Pull out all lines from the listing below in which the word "temperature" appears.

##### RECORDS PROVIDED #####

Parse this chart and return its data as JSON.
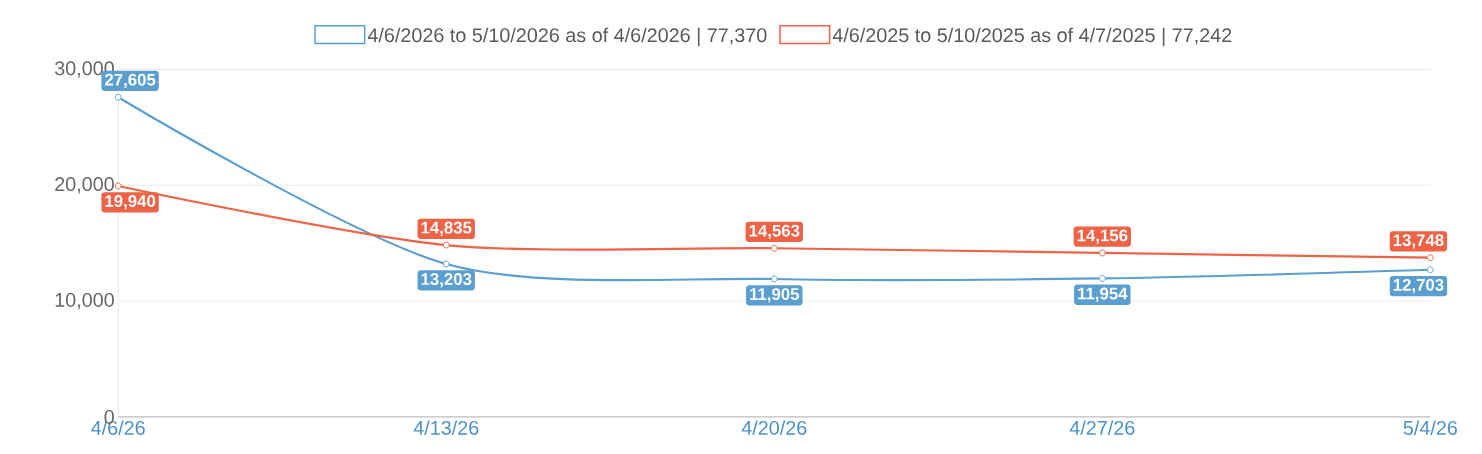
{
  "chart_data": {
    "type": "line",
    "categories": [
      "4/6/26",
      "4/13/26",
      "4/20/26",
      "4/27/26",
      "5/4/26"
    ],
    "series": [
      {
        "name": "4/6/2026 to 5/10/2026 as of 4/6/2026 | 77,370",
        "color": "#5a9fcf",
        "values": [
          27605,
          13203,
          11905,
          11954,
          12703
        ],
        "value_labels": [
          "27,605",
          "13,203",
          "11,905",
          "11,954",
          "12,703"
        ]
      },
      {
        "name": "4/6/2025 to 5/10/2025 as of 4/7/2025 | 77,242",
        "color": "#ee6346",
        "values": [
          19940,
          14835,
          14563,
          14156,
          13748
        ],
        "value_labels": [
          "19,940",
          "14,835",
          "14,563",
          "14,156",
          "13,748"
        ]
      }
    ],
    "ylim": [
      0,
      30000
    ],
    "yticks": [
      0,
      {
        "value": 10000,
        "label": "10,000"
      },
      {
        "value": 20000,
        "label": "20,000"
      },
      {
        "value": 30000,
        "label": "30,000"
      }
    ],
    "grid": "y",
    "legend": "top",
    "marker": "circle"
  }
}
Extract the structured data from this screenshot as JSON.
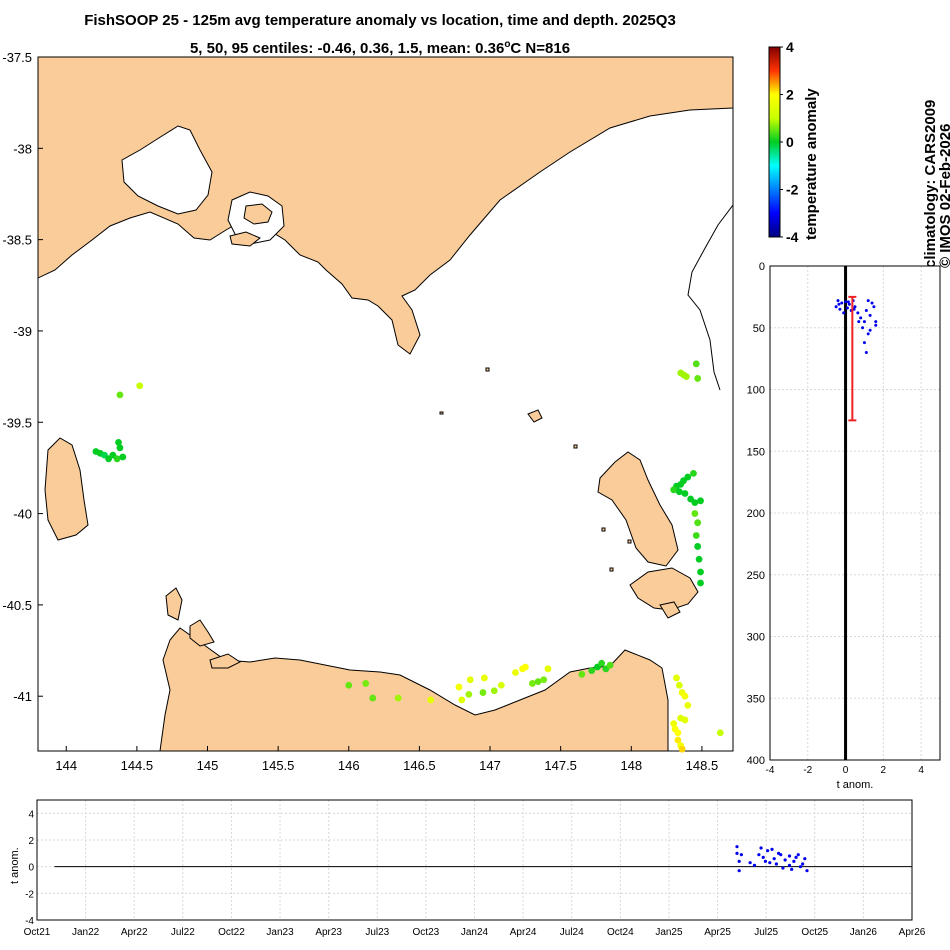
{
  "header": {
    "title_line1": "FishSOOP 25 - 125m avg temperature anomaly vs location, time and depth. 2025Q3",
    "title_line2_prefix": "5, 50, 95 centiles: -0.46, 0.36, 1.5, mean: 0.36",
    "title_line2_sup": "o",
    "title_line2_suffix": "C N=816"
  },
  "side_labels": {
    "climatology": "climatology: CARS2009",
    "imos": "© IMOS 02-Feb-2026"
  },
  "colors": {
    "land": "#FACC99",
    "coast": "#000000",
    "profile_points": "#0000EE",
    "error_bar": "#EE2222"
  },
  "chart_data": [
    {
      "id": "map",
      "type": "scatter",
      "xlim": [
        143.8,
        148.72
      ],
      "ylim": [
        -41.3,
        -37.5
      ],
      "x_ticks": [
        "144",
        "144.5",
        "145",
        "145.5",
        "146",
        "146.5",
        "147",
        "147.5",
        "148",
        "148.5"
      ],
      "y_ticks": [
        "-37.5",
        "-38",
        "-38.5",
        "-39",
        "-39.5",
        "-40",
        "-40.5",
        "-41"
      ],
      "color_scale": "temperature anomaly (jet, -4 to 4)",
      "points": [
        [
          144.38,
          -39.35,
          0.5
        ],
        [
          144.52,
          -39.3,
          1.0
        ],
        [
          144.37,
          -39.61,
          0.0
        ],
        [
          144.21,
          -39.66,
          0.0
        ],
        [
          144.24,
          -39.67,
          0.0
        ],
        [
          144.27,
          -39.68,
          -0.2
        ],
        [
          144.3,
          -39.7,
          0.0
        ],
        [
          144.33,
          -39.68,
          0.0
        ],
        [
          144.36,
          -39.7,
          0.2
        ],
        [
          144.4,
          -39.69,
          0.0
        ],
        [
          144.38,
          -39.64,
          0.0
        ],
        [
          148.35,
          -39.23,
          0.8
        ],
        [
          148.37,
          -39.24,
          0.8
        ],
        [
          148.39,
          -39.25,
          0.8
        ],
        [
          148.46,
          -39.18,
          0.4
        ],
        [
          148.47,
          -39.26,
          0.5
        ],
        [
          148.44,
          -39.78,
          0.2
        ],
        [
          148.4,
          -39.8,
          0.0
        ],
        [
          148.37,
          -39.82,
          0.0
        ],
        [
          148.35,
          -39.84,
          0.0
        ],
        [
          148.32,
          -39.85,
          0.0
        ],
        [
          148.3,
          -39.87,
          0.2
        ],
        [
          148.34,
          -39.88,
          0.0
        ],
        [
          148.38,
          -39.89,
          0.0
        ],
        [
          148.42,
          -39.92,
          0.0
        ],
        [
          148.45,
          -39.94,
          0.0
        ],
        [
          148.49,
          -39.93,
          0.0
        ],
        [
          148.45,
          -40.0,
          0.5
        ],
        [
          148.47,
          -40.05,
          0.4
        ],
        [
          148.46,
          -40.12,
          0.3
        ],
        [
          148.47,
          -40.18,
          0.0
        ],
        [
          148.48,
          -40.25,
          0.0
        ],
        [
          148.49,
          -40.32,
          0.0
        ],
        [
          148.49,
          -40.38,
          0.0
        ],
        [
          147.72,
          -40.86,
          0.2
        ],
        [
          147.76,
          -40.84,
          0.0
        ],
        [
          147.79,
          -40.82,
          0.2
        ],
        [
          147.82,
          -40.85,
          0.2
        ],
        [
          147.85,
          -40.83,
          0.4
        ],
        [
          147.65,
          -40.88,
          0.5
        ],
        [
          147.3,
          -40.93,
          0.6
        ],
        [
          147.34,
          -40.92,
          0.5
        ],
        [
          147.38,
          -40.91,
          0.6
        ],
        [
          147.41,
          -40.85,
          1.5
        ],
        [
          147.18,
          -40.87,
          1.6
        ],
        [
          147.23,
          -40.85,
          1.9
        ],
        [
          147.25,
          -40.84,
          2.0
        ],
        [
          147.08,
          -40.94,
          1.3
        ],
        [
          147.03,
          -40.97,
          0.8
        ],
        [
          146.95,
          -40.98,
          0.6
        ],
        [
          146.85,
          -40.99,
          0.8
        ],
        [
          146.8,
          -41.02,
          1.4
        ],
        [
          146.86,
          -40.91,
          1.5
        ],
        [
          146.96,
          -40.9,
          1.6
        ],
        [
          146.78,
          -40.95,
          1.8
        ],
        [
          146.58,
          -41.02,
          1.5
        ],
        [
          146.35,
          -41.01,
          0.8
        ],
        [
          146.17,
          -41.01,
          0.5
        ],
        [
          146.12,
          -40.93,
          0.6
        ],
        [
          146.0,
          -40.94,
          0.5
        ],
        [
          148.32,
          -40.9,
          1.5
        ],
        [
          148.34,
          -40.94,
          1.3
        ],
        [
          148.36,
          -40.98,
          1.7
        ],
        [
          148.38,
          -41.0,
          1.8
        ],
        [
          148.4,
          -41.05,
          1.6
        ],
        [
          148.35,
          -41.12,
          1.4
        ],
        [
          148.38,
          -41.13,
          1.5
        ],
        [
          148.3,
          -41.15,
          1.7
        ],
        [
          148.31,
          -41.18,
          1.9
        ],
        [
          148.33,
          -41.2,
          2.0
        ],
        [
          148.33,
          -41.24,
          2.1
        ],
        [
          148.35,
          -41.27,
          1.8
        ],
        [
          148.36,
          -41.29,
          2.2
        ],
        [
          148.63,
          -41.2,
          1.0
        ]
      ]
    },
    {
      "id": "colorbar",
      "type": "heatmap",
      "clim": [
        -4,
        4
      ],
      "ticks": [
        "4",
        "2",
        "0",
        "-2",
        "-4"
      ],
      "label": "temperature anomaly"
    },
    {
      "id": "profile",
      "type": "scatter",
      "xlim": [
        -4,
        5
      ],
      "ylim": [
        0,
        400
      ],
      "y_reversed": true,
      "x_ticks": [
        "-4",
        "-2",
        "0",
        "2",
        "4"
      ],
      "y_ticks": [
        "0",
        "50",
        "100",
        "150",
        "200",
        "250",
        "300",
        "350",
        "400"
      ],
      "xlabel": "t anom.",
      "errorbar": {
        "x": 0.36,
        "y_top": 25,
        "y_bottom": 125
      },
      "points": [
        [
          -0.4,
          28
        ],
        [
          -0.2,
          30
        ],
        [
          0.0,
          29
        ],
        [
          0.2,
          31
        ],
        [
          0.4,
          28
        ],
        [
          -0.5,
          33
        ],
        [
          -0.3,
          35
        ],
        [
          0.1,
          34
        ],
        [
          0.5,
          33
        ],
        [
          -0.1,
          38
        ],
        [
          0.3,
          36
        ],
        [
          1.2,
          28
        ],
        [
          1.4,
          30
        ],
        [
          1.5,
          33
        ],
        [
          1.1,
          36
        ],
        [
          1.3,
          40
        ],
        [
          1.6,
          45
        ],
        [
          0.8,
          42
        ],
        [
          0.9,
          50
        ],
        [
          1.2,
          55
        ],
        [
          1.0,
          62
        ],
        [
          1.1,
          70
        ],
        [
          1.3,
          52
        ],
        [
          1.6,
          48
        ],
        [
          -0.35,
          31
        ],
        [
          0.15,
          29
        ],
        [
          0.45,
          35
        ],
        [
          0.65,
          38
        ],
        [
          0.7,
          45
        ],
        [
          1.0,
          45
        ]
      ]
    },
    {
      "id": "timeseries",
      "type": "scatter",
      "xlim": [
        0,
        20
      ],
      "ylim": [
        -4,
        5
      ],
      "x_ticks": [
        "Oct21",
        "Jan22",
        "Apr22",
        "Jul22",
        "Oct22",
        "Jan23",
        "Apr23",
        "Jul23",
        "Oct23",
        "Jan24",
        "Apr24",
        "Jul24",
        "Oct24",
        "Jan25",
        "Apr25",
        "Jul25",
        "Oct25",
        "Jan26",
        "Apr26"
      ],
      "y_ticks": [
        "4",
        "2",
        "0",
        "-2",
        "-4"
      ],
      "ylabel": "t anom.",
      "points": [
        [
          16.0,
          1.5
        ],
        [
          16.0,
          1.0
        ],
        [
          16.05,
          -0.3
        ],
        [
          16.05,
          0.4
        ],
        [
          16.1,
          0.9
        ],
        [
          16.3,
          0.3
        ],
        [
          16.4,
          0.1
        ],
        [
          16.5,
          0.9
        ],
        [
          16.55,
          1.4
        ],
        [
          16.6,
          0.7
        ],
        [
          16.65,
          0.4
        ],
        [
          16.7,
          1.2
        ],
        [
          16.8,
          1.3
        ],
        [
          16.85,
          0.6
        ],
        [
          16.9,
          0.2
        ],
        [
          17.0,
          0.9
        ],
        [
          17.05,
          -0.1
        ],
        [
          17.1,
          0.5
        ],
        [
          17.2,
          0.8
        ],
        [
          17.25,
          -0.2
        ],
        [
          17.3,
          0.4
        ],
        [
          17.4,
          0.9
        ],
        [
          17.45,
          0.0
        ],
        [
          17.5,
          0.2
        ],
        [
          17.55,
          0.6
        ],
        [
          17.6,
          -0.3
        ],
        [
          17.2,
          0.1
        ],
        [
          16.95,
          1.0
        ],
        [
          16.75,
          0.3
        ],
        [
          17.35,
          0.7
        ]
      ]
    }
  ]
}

#####

§ **THE RESPONSE**
    "title_line1": "FishSOOP 25 - 125m avg temperature anomaly vs location, time and depth. 2025Q3",
      "color_scale": "temperature anomaly (jet, -4 to 4)",
      "label": "temperature anomaly"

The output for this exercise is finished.